**STATED GOAL**
Write out the listing below again, precisely as it is given.

* Start *

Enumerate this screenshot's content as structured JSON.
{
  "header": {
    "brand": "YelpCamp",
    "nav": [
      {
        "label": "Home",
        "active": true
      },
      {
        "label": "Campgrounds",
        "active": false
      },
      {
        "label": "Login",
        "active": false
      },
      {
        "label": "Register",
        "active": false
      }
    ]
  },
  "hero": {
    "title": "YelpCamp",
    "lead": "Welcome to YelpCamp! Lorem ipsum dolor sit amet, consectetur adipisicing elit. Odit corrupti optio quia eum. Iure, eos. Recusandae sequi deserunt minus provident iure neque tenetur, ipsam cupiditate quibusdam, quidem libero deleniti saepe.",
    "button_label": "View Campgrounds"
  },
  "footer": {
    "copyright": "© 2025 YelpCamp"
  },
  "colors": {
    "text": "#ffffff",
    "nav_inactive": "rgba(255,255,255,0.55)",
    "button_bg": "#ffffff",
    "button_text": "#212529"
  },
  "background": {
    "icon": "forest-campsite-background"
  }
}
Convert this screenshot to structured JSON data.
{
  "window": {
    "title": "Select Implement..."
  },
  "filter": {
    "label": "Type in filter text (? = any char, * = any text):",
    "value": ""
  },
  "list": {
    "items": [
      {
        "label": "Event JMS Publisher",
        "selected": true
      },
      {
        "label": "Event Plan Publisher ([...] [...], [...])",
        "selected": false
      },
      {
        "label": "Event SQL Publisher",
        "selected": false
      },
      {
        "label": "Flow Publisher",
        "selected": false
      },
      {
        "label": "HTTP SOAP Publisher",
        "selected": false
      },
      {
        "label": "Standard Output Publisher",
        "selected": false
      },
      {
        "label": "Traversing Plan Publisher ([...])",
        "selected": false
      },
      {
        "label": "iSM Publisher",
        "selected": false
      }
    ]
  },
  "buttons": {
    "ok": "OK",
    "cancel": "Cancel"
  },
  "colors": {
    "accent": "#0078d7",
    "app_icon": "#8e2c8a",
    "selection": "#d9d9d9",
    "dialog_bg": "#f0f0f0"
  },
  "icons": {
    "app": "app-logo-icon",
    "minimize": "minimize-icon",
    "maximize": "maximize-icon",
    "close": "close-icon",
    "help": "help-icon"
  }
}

* End *

**SOLVED EXERCISE**
Enumerate this screenshot's content as structured JSON.
{
  "header": {
    "brand": "YelpCamp",
    "nav": [
      {
        "label": "Home",
        "active": true
      },
      {
        "label": "Campgrounds",
        "active": false
      },
      {
        "label": "Login",
        "active": false
      },
      {
        "label": "Register",
        "active": false
      }
    ]
  },
  "hero": {
    "title": "YelpCamp",
    "lead": "Welcome to YelpCamp! Lorem ipsum dolor sit amet, consectetur adipisicing elit. Odit corrupti optio quia eum. Iure, eos. Recusandae sequi deserunt minus provident iure neque tenetur, ipsam cupiditate quibusdam, quidem libero deleniti saepe.",
    "button_label": "View Campgrounds"
  },
  "footer": {
    "copyright": "© 2025 YelpCamp"
  },
  "colors": {
    "text": "#ffffff",
    "nav_inactive": "rgba(255,255,255,0.55)",
    "button_bg": "#ffffff",
    "button_text": "#212529"
  },
  "background": {
    "icon": "forest-campsite-background"
  }
}
Convert this screenshot to structured JSON data.
{
  "window": {
    "title": "Select Implement..."
  },
  "filter": {
    "label": "Type in filter text (? = any char, * = any text):",
    "value": ""
  },
  "list": {
    "items": [
      {
        "label": "Event JMS Publisher",
        "selected": true
      },
      {
        "label": "Event Plan Publisher ([...] [...], [...])",
        "selected": false
      },
      {
        "label": "Event SQL Publisher",
        "selected": false
      },
      {
        "label": "Flow Publisher",
        "selected": false
      },
      {
        "label": "HTTP SOAP Publisher",
        "selected": false
      },
      {
        "label": "Standard Output Publisher",
        "selected": false
      },
      {
        "label": "Traversing Plan Publisher ([...])",
        "selected": false
      },
      {
        "label": "iSM Publisher",
        "selected": false
      }
    ]
  },
  "buttons": {
    "ok": "OK",
    "cancel": "Cancel"
  },
  "colors": {
    "accent": "#0078d7",
    "app_icon": "#8e2c8a",
    "selection": "#d9d9d9",
    "dialog_bg": "#f0f0f0"
  },
  "icons": {
    "app": "app-logo-icon",
    "minimize": "minimize-icon",
    "maximize": "maximize-icon",
    "close": "close-icon",
    "help": "help-icon"
  }
}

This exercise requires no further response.